Listing:
········

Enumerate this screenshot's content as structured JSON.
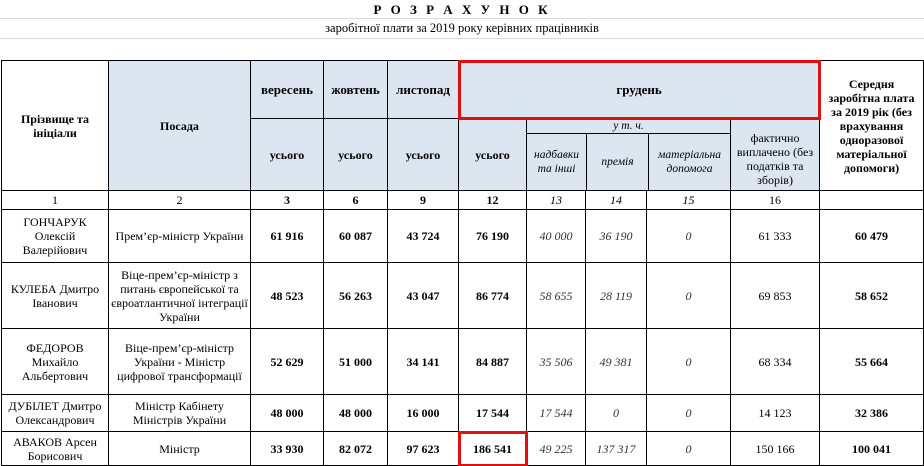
{
  "title": "Р О З Р А Х У Н О К",
  "subtitle": "заробітної плати за 2019 року керівних працівників",
  "headers": {
    "name": "Прізвище та ініціали",
    "position": "Посада",
    "sep": "вересень",
    "oct": "жовтень",
    "nov": "листопад",
    "dec": "грудень",
    "avg": "Середня заробітна плата за 2019 рік (без врахування одноразової матеріальної допомоги)",
    "total": "усього",
    "incl": "у т. ч.",
    "bonus_other": "надбавки та інші",
    "premium": "премія",
    "aid": "матеріальна допомога",
    "paid": "фактично виплачено (без податків та зборів)"
  },
  "col_numbers": [
    "1",
    "2",
    "3",
    "6",
    "9",
    "12",
    "13",
    "14",
    "15",
    "16",
    ""
  ],
  "rows": [
    {
      "name": "ГОНЧАРУК Олексій Валерійович",
      "position": "Прем’єр-міністр України",
      "sep": "61 916",
      "oct": "60 087",
      "nov": "43 724",
      "dec_total": "76 190",
      "bonus": "40 000",
      "premium": "36 190",
      "aid": "0",
      "paid": "61 333",
      "avg": "60 479"
    },
    {
      "name": "КУЛЕБА Дмитро Іванович",
      "position": "Віце-прем’єр-міністр з питань європейської та євроатлантичної інтеграції України",
      "sep": "48 523",
      "oct": "56 263",
      "nov": "43 047",
      "dec_total": "86 774",
      "bonus": "58 655",
      "premium": "28 119",
      "aid": "0",
      "paid": "69 853",
      "avg": "58 652"
    },
    {
      "name": "ФЕДОРОВ Михайло Альбертович",
      "position": "Віце-прем’єр-міністр України - Міністр цифрової трансформації",
      "sep": "52 629",
      "oct": "51 000",
      "nov": "34 141",
      "dec_total": "84 887",
      "bonus": "35 506",
      "premium": "49 381",
      "aid": "0",
      "paid": "68 334",
      "avg": "55 664"
    },
    {
      "name": "ДУБІЛЕТ Дмитро Олександрович",
      "position": "Міністр Кабінету Міністрів України",
      "sep": "48 000",
      "oct": "48 000",
      "nov": "16 000",
      "dec_total": "17 544",
      "bonus": "17 544",
      "premium": "0",
      "aid": "0",
      "paid": "14 123",
      "avg": "32 386"
    },
    {
      "name": "АВАКОВ Арсен Борисович",
      "position": "Міністр",
      "sep": "33 930",
      "oct": "82 072",
      "nov": "97 623",
      "dec_total": "186 541",
      "bonus": "49 225",
      "premium": "137 317",
      "aid": "0",
      "paid": "150 166",
      "avg": "100 041"
    }
  ]
}
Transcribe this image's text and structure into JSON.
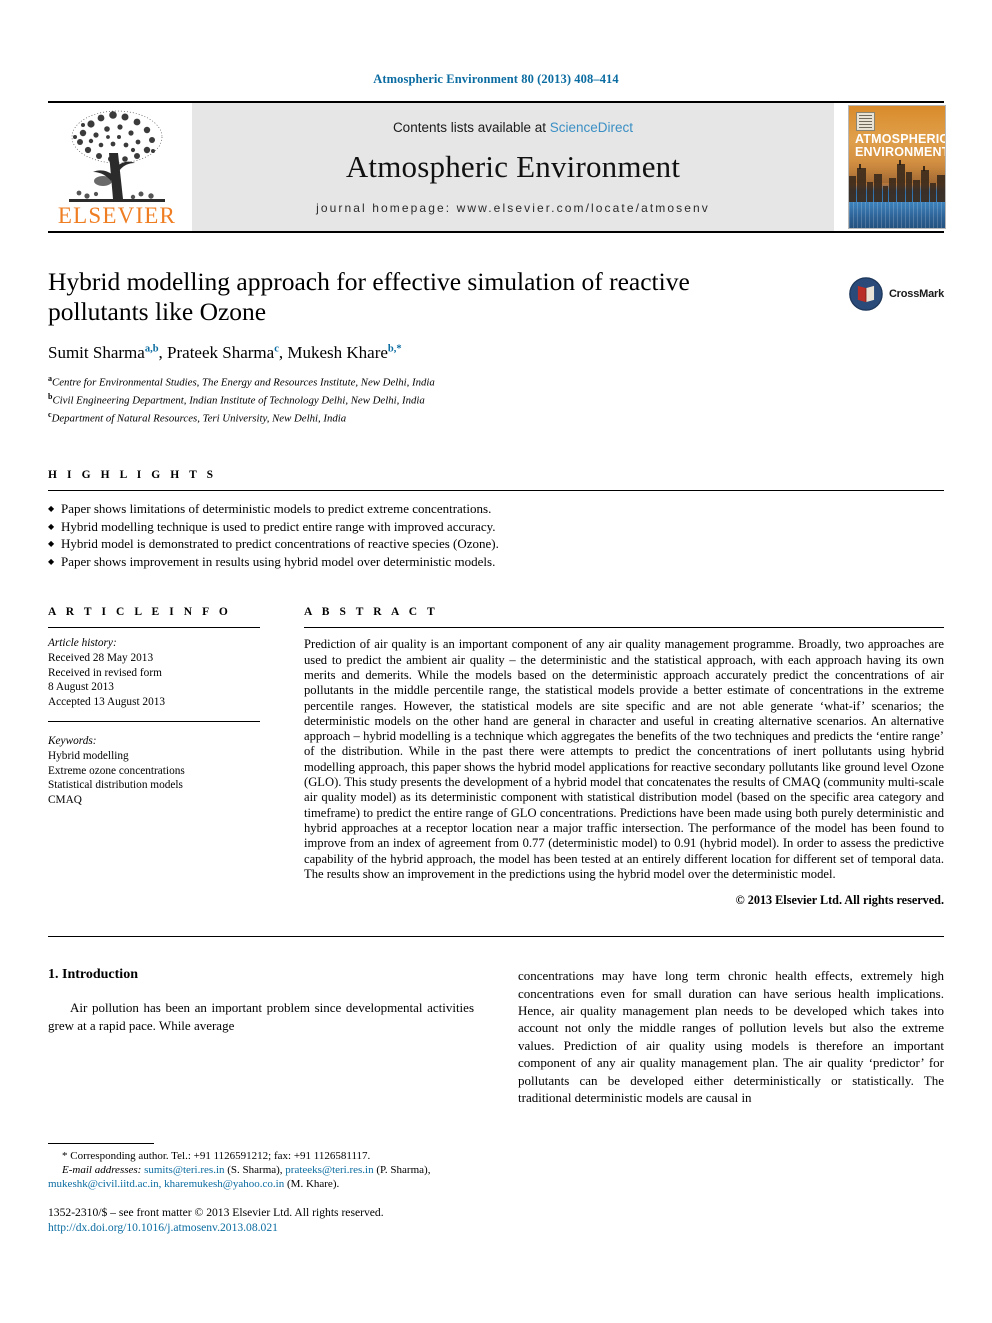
{
  "running_head": "Atmospheric Environment 80 (2013) 408–414",
  "masthead": {
    "publisher": "ELSEVIER",
    "contents_prefix": "Contents lists available at ",
    "contents_link": "ScienceDirect",
    "journal_title": "Atmospheric Environment",
    "homepage": "journal homepage: www.elsevier.com/locate/atmosenv",
    "cover_title_line1": "ATMOSPHERIC",
    "cover_title_line2": "ENVIRONMENT"
  },
  "article": {
    "title": "Hybrid modelling approach for effective simulation of reactive pollutants like Ozone",
    "crossmark_label": "CrossMark",
    "authors": [
      {
        "name": "Sumit Sharma",
        "marks": "a,b",
        "sep": ", "
      },
      {
        "name": "Prateek Sharma",
        "marks": "c",
        "sep": ", "
      },
      {
        "name": "Mukesh Khare",
        "marks": "b,*",
        "sep": ""
      }
    ],
    "affiliations": [
      {
        "mark": "a",
        "text": "Centre for Environmental Studies, The Energy and Resources Institute, New Delhi, India"
      },
      {
        "mark": "b",
        "text": "Civil Engineering Department, Indian Institute of Technology Delhi, New Delhi, India"
      },
      {
        "mark": "c",
        "text": "Department of Natural Resources, Teri University, New Delhi, India"
      }
    ]
  },
  "highlights": {
    "label": "H I G H L I G H T S",
    "items": [
      "Paper shows limitations of deterministic models to predict extreme concentrations.",
      "Hybrid modelling technique is used to predict entire range with improved accuracy.",
      "Hybrid model is demonstrated to predict concentrations of reactive species (Ozone).",
      "Paper shows improvement in results using hybrid model over deterministic models."
    ]
  },
  "article_info": {
    "label": "A R T I C L E   I N F O",
    "history_heading": "Article history:",
    "history_lines": [
      "Received 28 May 2013",
      "Received in revised form",
      "8 August 2013",
      "Accepted 13 August 2013"
    ],
    "keywords_heading": "Keywords:",
    "keywords": [
      "Hybrid modelling",
      "Extreme ozone concentrations",
      "Statistical distribution models",
      "CMAQ"
    ]
  },
  "abstract": {
    "label": "A B S T R A C T",
    "text": "Prediction of air quality is an important component of any air quality management programme. Broadly, two approaches are used to predict the ambient air quality – the deterministic and the statistical approach, with each approach having its own merits and demerits. While the models based on the deterministic approach accurately predict the concentrations of air pollutants in the middle percentile range, the statistical models provide a better estimate of concentrations in the extreme percentile ranges. However, the statistical models are site specific and are not able generate ‘what-if’ scenarios; the deterministic models on the other hand are general in character and useful in creating alternative scenarios. An alternative approach – hybrid modelling is a technique which aggregates the benefits of the two techniques and predicts the ‘entire range’ of the distribution. While in the past there were attempts to predict the concentrations of inert pollutants using hybrid modelling approach, this paper shows the hybrid model applications for reactive secondary pollutants like ground level Ozone (GLO). This study presents the development of a hybrid model that concatenates the results of CMAQ (community multi-scale air quality model) as its deterministic component with statistical distribution model (based on the specific area category and timeframe) to predict the entire range of GLO concentrations. Predictions have been made using both purely deterministic and hybrid approaches at a receptor location near a major traffic intersection. The performance of the model has been found to improve from an index of agreement from 0.77 (deterministic model) to 0.91 (hybrid model). In order to assess the predictive capability of the hybrid approach, the model has been tested at an entirely different location for different set of temporal data. The results show an improvement in the predictions using the hybrid model over the deterministic model.",
    "copyright": "© 2013 Elsevier Ltd. All rights reserved."
  },
  "body": {
    "section_heading": "1. Introduction",
    "left_paragraph": "Air pollution has been an important problem since developmental activities grew at a rapid pace. While average",
    "right_paragraph": "concentrations may have long term chronic health effects, extremely high concentrations even for small duration can have serious health implications. Hence, air quality management plan needs to be developed which takes into account not only the middle ranges of pollution levels but also the extreme values. Prediction of air quality using models is therefore an important component of any air quality management plan. The air quality ‘predictor’ for pollutants can be developed either deterministically or statistically. The traditional deterministic models are causal in"
  },
  "footnote": {
    "corresponding": "* Corresponding author. Tel.: +91 1126591212; fax: +91 1126581117.",
    "email_label": "E-mail addresses:",
    "email_1": "sumits@teri.res.in",
    "email_1_owner": "(S. Sharma),",
    "email_2": "prateeks@teri.res.in",
    "email_2_owner": "(P. Sharma),",
    "email_3": "mukeshk@civil.iitd.ac.in,",
    "email_4": "kharemukesh@yahoo.co.in",
    "email_4_owner": "(M. Khare)."
  },
  "imprint": {
    "line1": "1352-2310/$ – see front matter © 2013 Elsevier Ltd. All rights reserved.",
    "doi": "http://dx.doi.org/10.1016/j.atmosenv.2013.08.021"
  },
  "colors": {
    "link_blue": "#0b6ca1",
    "sciencedirect_blue": "#3a8fc4",
    "elsevier_orange": "#ef7d22",
    "masthead_grey": "#e6e6e6"
  }
}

········

Problem: Isolate each line of the listing above that includes "Department". Copy it.

Task output:
        "text": "Civil Engineering Department, Indian Institute of Technology Delhi, New Delhi, India"
        "text": "Department of Natural Resources, Teri University, New Delhi, India"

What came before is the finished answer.